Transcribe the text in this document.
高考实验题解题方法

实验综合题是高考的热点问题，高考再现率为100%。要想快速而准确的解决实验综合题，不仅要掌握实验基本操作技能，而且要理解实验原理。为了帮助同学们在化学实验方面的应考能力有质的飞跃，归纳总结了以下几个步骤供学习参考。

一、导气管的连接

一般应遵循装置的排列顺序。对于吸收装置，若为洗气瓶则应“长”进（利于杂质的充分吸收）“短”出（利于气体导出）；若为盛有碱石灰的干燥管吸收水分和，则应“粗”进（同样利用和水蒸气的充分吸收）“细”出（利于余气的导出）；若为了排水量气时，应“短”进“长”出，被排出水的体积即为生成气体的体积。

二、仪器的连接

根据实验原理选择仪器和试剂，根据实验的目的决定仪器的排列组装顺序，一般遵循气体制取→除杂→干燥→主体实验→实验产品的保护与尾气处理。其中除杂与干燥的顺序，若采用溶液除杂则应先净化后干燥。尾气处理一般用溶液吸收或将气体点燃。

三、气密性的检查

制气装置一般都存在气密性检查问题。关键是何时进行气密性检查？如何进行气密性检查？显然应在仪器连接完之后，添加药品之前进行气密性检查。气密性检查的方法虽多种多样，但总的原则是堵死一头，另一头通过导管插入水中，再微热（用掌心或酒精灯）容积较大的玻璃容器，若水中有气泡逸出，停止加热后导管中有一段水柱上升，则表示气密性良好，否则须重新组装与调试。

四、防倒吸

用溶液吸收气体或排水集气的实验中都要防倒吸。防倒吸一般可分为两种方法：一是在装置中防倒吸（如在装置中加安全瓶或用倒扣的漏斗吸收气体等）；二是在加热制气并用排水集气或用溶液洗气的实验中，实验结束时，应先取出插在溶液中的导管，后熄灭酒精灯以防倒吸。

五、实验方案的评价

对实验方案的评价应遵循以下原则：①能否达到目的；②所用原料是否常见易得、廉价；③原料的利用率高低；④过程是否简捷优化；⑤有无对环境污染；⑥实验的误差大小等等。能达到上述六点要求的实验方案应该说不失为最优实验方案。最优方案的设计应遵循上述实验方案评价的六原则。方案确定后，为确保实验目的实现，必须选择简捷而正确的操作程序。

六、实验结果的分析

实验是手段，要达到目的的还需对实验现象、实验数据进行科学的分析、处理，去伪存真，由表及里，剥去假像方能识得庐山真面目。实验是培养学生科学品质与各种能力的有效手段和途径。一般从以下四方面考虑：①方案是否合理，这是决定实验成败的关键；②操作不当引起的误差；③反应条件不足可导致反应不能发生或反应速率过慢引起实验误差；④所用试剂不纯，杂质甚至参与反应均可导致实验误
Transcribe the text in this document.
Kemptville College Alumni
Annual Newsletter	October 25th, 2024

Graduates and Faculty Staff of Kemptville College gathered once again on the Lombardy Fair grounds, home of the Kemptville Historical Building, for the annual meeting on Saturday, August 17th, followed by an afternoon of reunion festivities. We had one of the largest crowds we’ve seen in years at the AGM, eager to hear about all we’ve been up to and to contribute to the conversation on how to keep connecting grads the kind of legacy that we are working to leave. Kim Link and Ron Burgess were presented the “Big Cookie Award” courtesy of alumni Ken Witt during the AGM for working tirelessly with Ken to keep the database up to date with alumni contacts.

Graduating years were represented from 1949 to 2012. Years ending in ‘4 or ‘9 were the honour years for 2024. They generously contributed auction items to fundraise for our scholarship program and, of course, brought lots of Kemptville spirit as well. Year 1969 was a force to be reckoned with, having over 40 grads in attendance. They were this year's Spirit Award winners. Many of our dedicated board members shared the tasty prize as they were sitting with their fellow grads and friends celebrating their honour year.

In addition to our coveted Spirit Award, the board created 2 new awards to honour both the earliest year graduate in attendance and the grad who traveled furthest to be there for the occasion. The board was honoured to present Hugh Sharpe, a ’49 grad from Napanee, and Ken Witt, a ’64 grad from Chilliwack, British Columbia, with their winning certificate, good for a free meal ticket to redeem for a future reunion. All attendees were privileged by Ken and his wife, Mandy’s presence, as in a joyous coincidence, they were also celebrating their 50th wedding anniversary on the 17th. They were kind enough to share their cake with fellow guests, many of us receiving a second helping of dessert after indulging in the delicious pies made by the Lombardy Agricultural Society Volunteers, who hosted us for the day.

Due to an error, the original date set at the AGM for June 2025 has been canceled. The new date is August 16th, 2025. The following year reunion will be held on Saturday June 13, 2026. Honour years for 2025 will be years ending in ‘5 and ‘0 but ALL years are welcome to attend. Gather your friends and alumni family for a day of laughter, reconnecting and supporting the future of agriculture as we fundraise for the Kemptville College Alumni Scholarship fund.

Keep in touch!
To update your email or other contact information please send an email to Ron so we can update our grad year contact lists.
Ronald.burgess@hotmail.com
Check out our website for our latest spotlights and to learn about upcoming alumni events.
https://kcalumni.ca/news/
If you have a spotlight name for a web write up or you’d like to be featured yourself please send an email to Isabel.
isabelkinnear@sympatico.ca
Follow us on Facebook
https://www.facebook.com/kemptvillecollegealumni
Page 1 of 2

* _Task to complete_: Give back the whole listing exactly as it reads.

* _The answer_:
Transcribe the text in this document.
高考实验题解题方法

实验综合题是高考的热点问题，高考再现率为100%。要想快速而准确的解决实验综合题，不仅要掌握实验基本操作技能，而且要理解实验原理。为了帮助同学们在化学实验方面的应考能力有质的飞跃，归纳总结了以下几个步骤供学习参考。

一、导气管的连接

一般应遵循装置的排列顺序。对于吸收装置，若为洗气瓶则应“长”进（利于杂质的充分吸收）“短”出（利于气体导出）；若为盛有碱石灰的干燥管吸收水分和，则应“粗”进（同样利用和水蒸气的充分吸收）“细”出（利于余气的导出）；若为了排水量气时，应“短”进“长”出，被排出水的体积即为生成气体的体积。

二、仪器的连接

根据实验原理选择仪器和试剂，根据实验的目的决定仪器的排列组装顺序，一般遵循气体制取→除杂→干燥→主体实验→实验产品的保护与尾气处理。其中除杂与干燥的顺序，若采用溶液除杂则应先净化后干燥。尾气处理一般用溶液吸收或将气体点燃。

三、气密性的检查

制气装置一般都存在气密性检查问题。关键是何时进行气密性检查？如何进行气密性检查？显然应在仪器连接完之后，添加药品之前进行气密性检查。气密性检查的方法虽多种多样，但总的原则是堵死一头，另一头通过导管插入水中，再微热（用掌心或酒精灯）容积较大的玻璃容器，若水中有气泡逸出，停止加热后导管中有一段水柱上升，则表示气密性良好，否则须重新组装与调试。

四、防倒吸

用溶液吸收气体或排水集气的实验中都要防倒吸。防倒吸一般可分为两种方法：一是在装置中防倒吸（如在装置中加安全瓶或用倒扣的漏斗吸收气体等）；二是在加热制气并用排水集气或用溶液洗气的实验中，实验结束时，应先取出插在溶液中的导管，后熄灭酒精灯以防倒吸。

五、实验方案的评价

对实验方案的评价应遵循以下原则：①能否达到目的；②所用原料是否常见易得、廉价；③原料的利用率高低；④过程是否简捷优化；⑤有无对环境污染；⑥实验的误差大小等等。能达到上述六点要求的实验方案应该说不失为最优实验方案。最优方案的设计应遵循上述实验方案评价的六原则。方案确定后，为确保实验目的实现，必须选择简捷而正确的操作程序。

六、实验结果的分析

实验是手段，要达到目的的还需对实验现象、实验数据进行科学的分析、处理，去伪存真，由表及里，剥去假像方能识得庐山真面目。实验是培养学生科学品质与各种能力的有效手段和途径。一般从以下四方面考虑：①方案是否合理，这是决定实验成败的关键；②操作不当引起的误差；③反应条件不足可导致反应不能发生或反应速率过慢引起实验误差；④所用试剂不纯，杂质甚至参与反应均可导致实验误
Transcribe the text in this document.
Kemptville College Alumni
Annual Newsletter	October 25th, 2024

Graduates and Faculty Staff of Kemptville College gathered once again on the Lombardy Fair grounds, home of the Kemptville Historical Building, for the annual meeting on Saturday, August 17th, followed by an afternoon of reunion festivities. We had one of the largest crowds we’ve seen in years at the AGM, eager to hear about all we’ve been up to and to contribute to the conversation on how to keep connecting grads the kind of legacy that we are working to leave. Kim Link and Ron Burgess were presented the “Big Cookie Award” courtesy of alumni Ken Witt during the AGM for working tirelessly with Ken to keep the database up to date with alumni contacts.

Graduating years were represented from 1949 to 2012. Years ending in ‘4 or ‘9 were the honour years for 2024. They generously contributed auction items to fundraise for our scholarship program and, of course, brought lots of Kemptville spirit as well. Year 1969 was a force to be reckoned with, having over 40 grads in attendance. They were this year's Spirit Award winners. Many of our dedicated board members shared the tasty prize as they were sitting with their fellow grads and friends celebrating their honour year.

In addition to our coveted Spirit Award, the board created 2 new awards to honour both the earliest year graduate in attendance and the grad who traveled furthest to be there for the occasion. The board was honoured to present Hugh Sharpe, a ’49 grad from Napanee, and Ken Witt, a ’64 grad from Chilliwack, British Columbia, with their winning certificate, good for a free meal ticket to redeem for a future reunion. All attendees were privileged by Ken and his wife, Mandy’s presence, as in a joyous coincidence, they were also celebrating their 50th wedding anniversary on the 17th. They were kind enough to share their cake with fellow guests, many of us receiving a second helping of dessert after indulging in the delicious pies made by the Lombardy Agricultural Society Volunteers, who hosted us for the day.

Due to an error, the original date set at the AGM for June 2025 has been canceled. The new date is August 16th, 2025. The following year reunion will be held on Saturday June 13, 2026. Honour years for 2025 will be years ending in ‘5 and ‘0 but ALL years are welcome to attend. Gather your friends and alumni family for a day of laughter, reconnecting and supporting the future of agriculture as we fundraise for the Kemptville College Alumni Scholarship fund.

Keep in touch!
To update your email or other contact information please send an email to Ron so we can update our grad year contact lists.
Ronald.burgess@hotmail.com
Check out our website for our latest spotlights and to learn about upcoming alumni events.
https://kcalumni.ca/news/
If you have a spotlight name for a web write up or you’d like to be featured yourself please send an email to Isabel.
isabelkinnear@sympatico.ca
Follow us on Facebook
https://www.facebook.com/kemptvillecollegealumni
Page 1 of 2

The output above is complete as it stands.